[Data items]
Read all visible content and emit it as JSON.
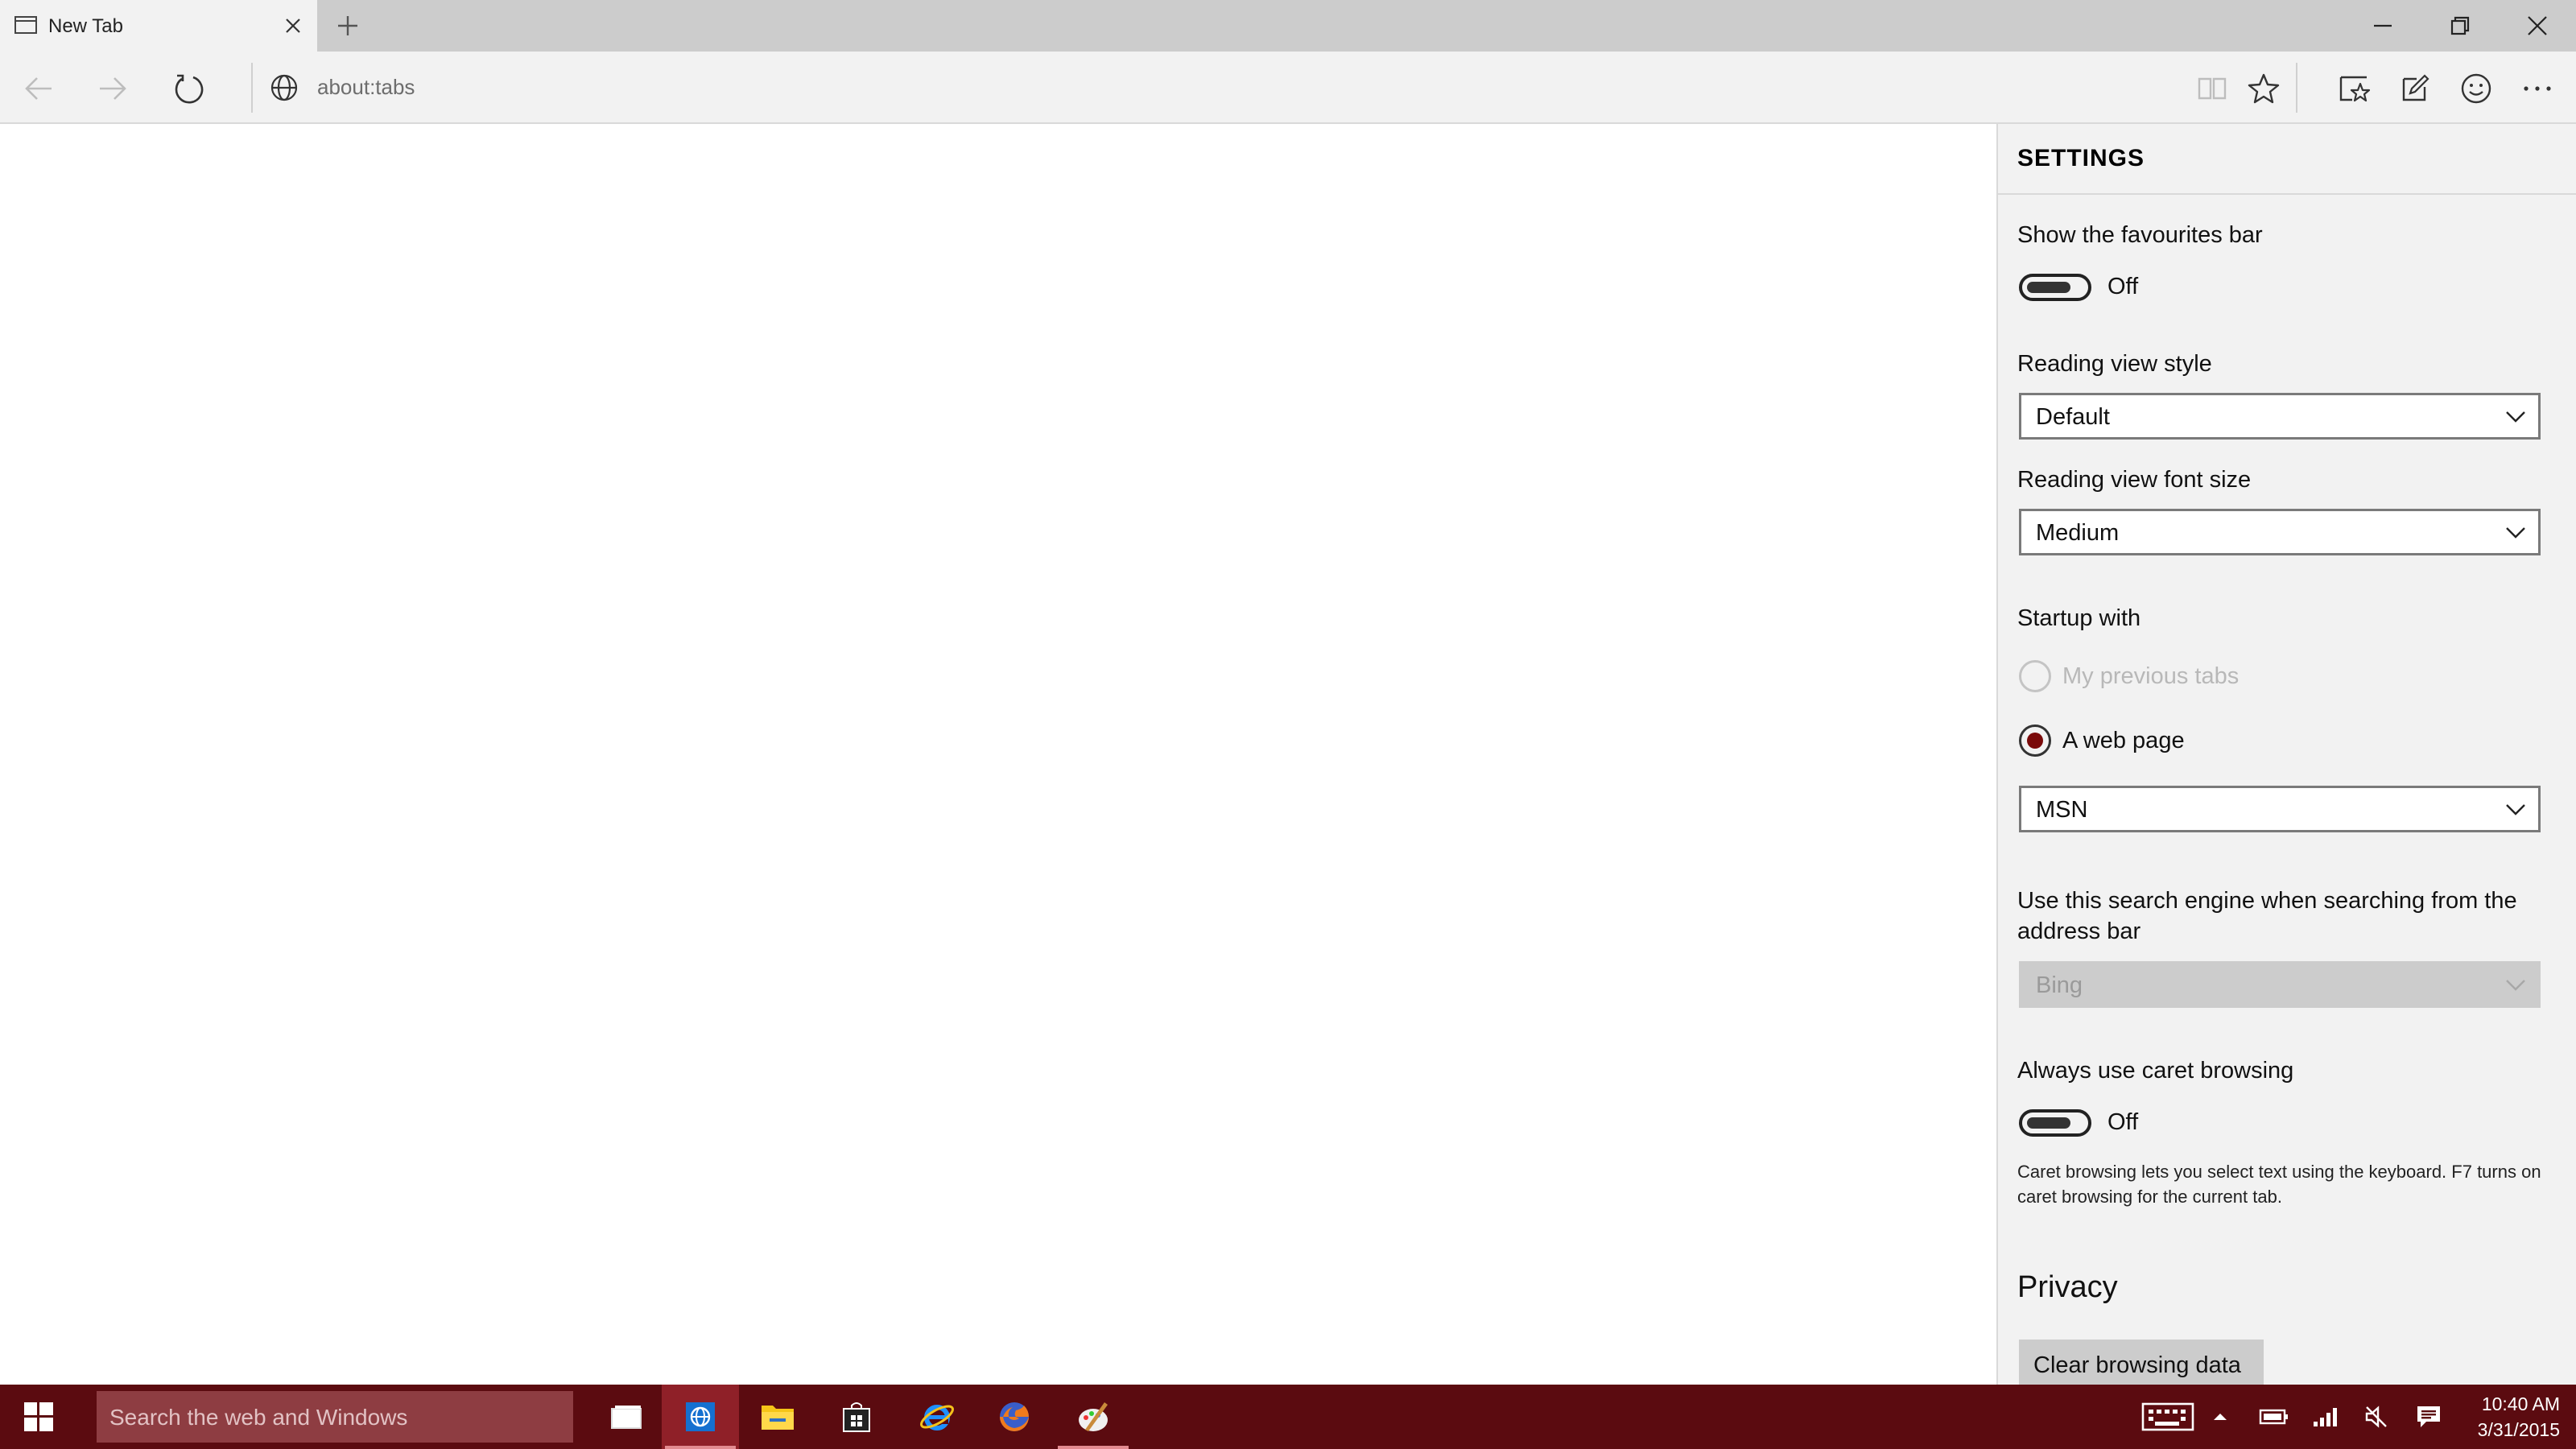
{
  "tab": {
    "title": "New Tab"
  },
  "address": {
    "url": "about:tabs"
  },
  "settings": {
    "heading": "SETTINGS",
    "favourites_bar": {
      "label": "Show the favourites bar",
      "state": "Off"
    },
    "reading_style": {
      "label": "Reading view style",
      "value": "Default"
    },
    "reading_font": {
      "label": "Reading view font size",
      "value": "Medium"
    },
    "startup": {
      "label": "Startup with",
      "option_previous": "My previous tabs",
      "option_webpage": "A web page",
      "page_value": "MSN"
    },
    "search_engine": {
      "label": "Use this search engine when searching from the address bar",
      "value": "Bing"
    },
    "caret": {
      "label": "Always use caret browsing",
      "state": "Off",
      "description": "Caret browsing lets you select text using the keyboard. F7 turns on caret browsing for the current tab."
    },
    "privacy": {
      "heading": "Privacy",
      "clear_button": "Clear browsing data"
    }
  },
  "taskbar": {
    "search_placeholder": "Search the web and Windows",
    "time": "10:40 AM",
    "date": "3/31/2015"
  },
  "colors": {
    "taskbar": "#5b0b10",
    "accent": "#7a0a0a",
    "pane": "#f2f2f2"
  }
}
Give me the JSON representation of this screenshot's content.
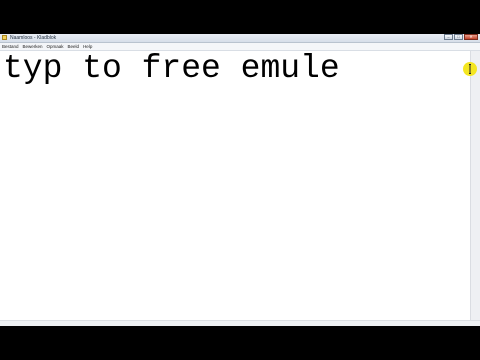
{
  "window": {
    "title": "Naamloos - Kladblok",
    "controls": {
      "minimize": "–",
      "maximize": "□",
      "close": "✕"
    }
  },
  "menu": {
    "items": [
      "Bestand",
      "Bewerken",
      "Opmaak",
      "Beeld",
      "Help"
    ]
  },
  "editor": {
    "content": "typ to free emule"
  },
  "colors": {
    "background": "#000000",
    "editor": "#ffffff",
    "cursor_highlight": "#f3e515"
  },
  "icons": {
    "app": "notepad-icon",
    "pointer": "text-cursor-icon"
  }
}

WRITTEN EXERCISE = From the listing above, print every entry precisely and drop the pictures.

SOLUTION =
Read all visible content and emit it as JSON.
{
  "tab": {
    "title": "New Tab"
  },
  "address": {
    "url": "about:tabs"
  },
  "settings": {
    "heading": "SETTINGS",
    "favourites_bar": {
      "label": "Show the favourites bar",
      "state": "Off"
    },
    "reading_style": {
      "label": "Reading view style",
      "value": "Default"
    },
    "reading_font": {
      "label": "Reading view font size",
      "value": "Medium"
    },
    "startup": {
      "label": "Startup with",
      "option_previous": "My previous tabs",
      "option_webpage": "A web page",
      "page_value": "MSN"
    },
    "search_engine": {
      "label": "Use this search engine when searching from the address bar",
      "value": "Bing"
    },
    "caret": {
      "label": "Always use caret browsing",
      "state": "Off",
      "description": "Caret browsing lets you select text using the keyboard. F7 turns on caret browsing for the current tab."
    },
    "privacy": {
      "heading": "Privacy",
      "clear_button": "Clear browsing data"
    }
  },
  "taskbar": {
    "search_placeholder": "Search the web and Windows",
    "time": "10:40 AM",
    "date": "3/31/2015"
  },
  "colors": {
    "taskbar": "#5b0b10",
    "accent": "#7a0a0a",
    "pane": "#f2f2f2"
  }
}
Give me the JSON representation of this screenshot's content.
{
  "window": {
    "title": "Naamloos - Kladblok",
    "controls": {
      "minimize": "–",
      "maximize": "□",
      "close": "✕"
    }
  },
  "menu": {
    "items": [
      "Bestand",
      "Bewerken",
      "Opmaak",
      "Beeld",
      "Help"
    ]
  },
  "editor": {
    "content": "typ to free emule"
  },
  "colors": {
    "background": "#000000",
    "editor": "#ffffff",
    "cursor_highlight": "#f3e515"
  },
  "icons": {
    "app": "notepad-icon",
    "pointer": "text-cursor-icon"
  }
}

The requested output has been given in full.